WRITTEN EXERCISE ▸ The records below are to be copied word for word, with every picture left out.

INPUT MATERIAL ▸
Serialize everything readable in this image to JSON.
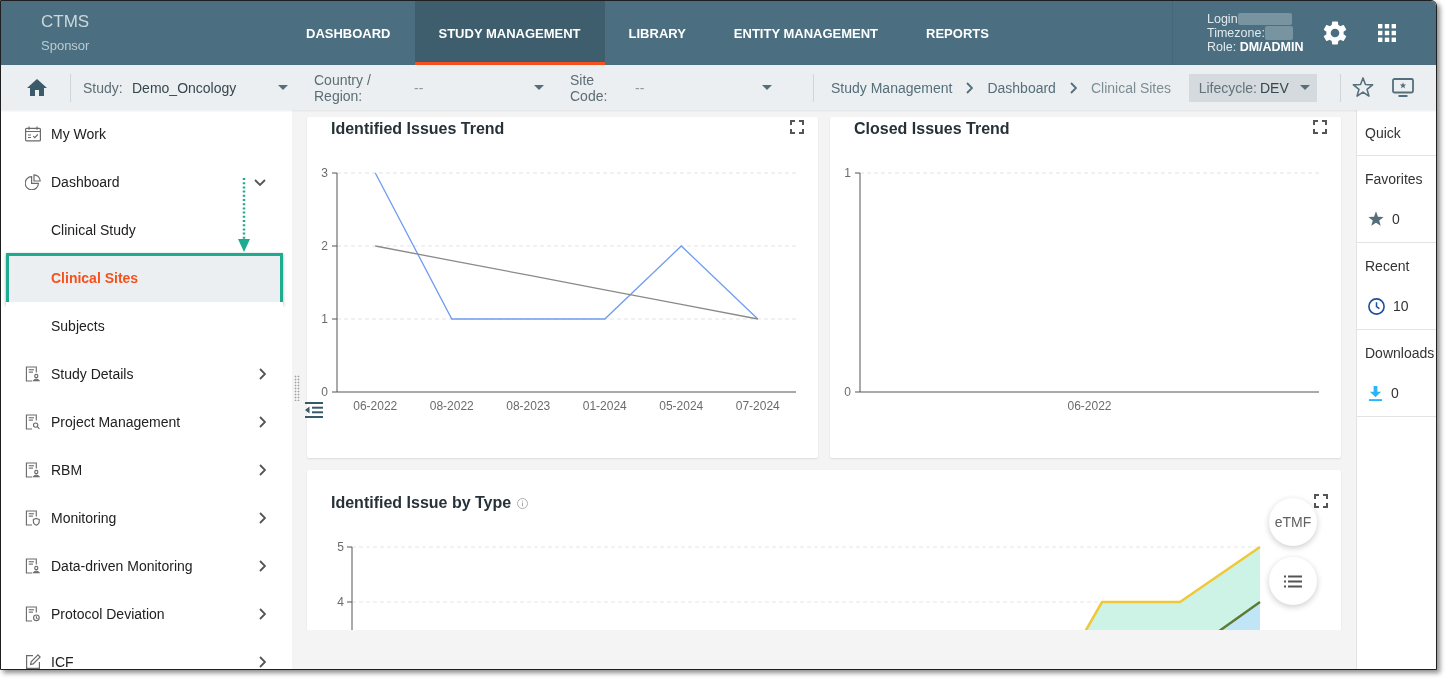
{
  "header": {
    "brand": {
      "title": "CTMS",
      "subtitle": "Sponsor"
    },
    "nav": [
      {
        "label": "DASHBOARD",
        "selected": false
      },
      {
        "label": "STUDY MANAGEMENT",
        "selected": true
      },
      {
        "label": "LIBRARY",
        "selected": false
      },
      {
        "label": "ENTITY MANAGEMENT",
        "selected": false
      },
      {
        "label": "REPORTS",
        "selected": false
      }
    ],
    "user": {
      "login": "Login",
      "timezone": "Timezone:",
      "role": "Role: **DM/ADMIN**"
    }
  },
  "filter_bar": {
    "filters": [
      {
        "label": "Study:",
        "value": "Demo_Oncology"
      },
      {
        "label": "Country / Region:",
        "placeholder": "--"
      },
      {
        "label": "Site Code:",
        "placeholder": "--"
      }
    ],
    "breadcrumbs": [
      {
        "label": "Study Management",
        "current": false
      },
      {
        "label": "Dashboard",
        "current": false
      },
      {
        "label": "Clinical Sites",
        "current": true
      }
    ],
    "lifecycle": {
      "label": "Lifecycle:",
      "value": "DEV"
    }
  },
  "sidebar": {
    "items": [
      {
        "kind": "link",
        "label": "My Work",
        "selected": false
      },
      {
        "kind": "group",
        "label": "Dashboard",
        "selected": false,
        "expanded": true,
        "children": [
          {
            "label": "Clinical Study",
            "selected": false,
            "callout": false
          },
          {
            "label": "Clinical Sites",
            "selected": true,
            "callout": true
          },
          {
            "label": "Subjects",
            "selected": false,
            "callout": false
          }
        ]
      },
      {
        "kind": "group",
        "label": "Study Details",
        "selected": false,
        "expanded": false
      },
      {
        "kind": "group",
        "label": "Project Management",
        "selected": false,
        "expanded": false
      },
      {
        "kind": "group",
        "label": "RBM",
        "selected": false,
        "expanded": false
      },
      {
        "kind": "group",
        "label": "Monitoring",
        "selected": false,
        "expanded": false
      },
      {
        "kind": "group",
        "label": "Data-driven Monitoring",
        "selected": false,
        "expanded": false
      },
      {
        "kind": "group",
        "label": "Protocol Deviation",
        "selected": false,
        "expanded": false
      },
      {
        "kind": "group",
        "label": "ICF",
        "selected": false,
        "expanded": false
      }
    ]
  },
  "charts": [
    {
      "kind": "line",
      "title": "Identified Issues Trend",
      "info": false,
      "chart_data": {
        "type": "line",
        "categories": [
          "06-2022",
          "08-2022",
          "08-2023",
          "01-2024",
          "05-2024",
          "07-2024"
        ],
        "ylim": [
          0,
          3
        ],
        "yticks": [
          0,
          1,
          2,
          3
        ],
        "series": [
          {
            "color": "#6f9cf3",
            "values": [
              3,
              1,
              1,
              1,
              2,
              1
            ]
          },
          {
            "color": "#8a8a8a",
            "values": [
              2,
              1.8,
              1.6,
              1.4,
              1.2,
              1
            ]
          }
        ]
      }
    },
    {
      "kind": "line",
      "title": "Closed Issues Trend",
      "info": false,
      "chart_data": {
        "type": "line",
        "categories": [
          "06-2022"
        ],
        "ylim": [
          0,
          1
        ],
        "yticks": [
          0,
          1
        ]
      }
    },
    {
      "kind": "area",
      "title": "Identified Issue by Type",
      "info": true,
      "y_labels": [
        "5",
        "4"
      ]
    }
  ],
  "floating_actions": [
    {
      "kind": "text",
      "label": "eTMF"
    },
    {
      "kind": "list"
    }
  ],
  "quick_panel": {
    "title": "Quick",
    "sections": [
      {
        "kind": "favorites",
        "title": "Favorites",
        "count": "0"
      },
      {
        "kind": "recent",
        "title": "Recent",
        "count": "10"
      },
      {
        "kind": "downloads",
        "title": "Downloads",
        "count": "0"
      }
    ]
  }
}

RESPONSE TO THE EXERCISE ▸
Serialize everything readable in this image to JSON.
{
  "header": {
    "brand": {
      "title": "CTMS",
      "subtitle": "Sponsor"
    },
    "nav": [
      {
        "label": "DASHBOARD",
        "selected": false
      },
      {
        "label": "STUDY MANAGEMENT",
        "selected": true
      },
      {
        "label": "LIBRARY",
        "selected": false
      },
      {
        "label": "ENTITY MANAGEMENT",
        "selected": false
      },
      {
        "label": "REPORTS",
        "selected": false
      }
    ],
    "user": {
      "login": "Login",
      "timezone": "Timezone:",
      "role": "Role: **DM/ADMIN**"
    }
  },
  "filter_bar": {
    "filters": [
      {
        "label": "Study:",
        "value": "Demo_Oncology"
      },
      {
        "label": "Country / Region:",
        "placeholder": "--"
      },
      {
        "label": "Site Code:",
        "placeholder": "--"
      }
    ],
    "breadcrumbs": [
      {
        "label": "Study Management",
        "current": false
      },
      {
        "label": "Dashboard",
        "current": false
      },
      {
        "label": "Clinical Sites",
        "current": true
      }
    ],
    "lifecycle": {
      "label": "Lifecycle:",
      "value": "DEV"
    }
  },
  "sidebar": {
    "items": [
      {
        "kind": "link",
        "label": "My Work",
        "selected": false
      },
      {
        "kind": "group",
        "label": "Dashboard",
        "selected": false,
        "expanded": true,
        "children": [
          {
            "label": "Clinical Study",
            "selected": false,
            "callout": false
          },
          {
            "label": "Clinical Sites",
            "selected": true,
            "callout": true
          },
          {
            "label": "Subjects",
            "selected": false,
            "callout": false
          }
        ]
      },
      {
        "kind": "group",
        "label": "Study Details",
        "selected": false,
        "expanded": false
      },
      {
        "kind": "group",
        "label": "Project Management",
        "selected": false,
        "expanded": false
      },
      {
        "kind": "group",
        "label": "RBM",
        "selected": false,
        "expanded": false
      },
      {
        "kind": "group",
        "label": "Monitoring",
        "selected": false,
        "expanded": false
      },
      {
        "kind": "group",
        "label": "Data-driven Monitoring",
        "selected": false,
        "expanded": false
      },
      {
        "kind": "group",
        "label": "Protocol Deviation",
        "selected": false,
        "expanded": false
      },
      {
        "kind": "group",
        "label": "ICF",
        "selected": false,
        "expanded": false
      }
    ]
  },
  "charts": [
    {
      "kind": "line",
      "title": "Identified Issues Trend",
      "info": false,
      "chart_data": {
        "type": "line",
        "categories": [
          "06-2022",
          "08-2022",
          "08-2023",
          "01-2024",
          "05-2024",
          "07-2024"
        ],
        "ylim": [
          0,
          3
        ],
        "yticks": [
          0,
          1,
          2,
          3
        ],
        "series": [
          {
            "color": "#6f9cf3",
            "values": [
              3,
              1,
              1,
              1,
              2,
              1
            ]
          },
          {
            "color": "#8a8a8a",
            "values": [
              2,
              1.8,
              1.6,
              1.4,
              1.2,
              1
            ]
          }
        ]
      }
    },
    {
      "kind": "line",
      "title": "Closed Issues Trend",
      "info": false,
      "chart_data": {
        "type": "line",
        "categories": [
          "06-2022"
        ],
        "ylim": [
          0,
          1
        ],
        "yticks": [
          0,
          1
        ]
      }
    },
    {
      "kind": "area",
      "title": "Identified Issue by Type",
      "info": true,
      "y_labels": [
        "5",
        "4"
      ]
    }
  ],
  "floating_actions": [
    {
      "kind": "text",
      "label": "eTMF"
    },
    {
      "kind": "list"
    }
  ],
  "quick_panel": {
    "title": "Quick",
    "sections": [
      {
        "kind": "favorites",
        "title": "Favorites",
        "count": "0"
      },
      {
        "kind": "recent",
        "title": "Recent",
        "count": "10"
      },
      {
        "kind": "downloads",
        "title": "Downloads",
        "count": "0"
      }
    ]
  }
}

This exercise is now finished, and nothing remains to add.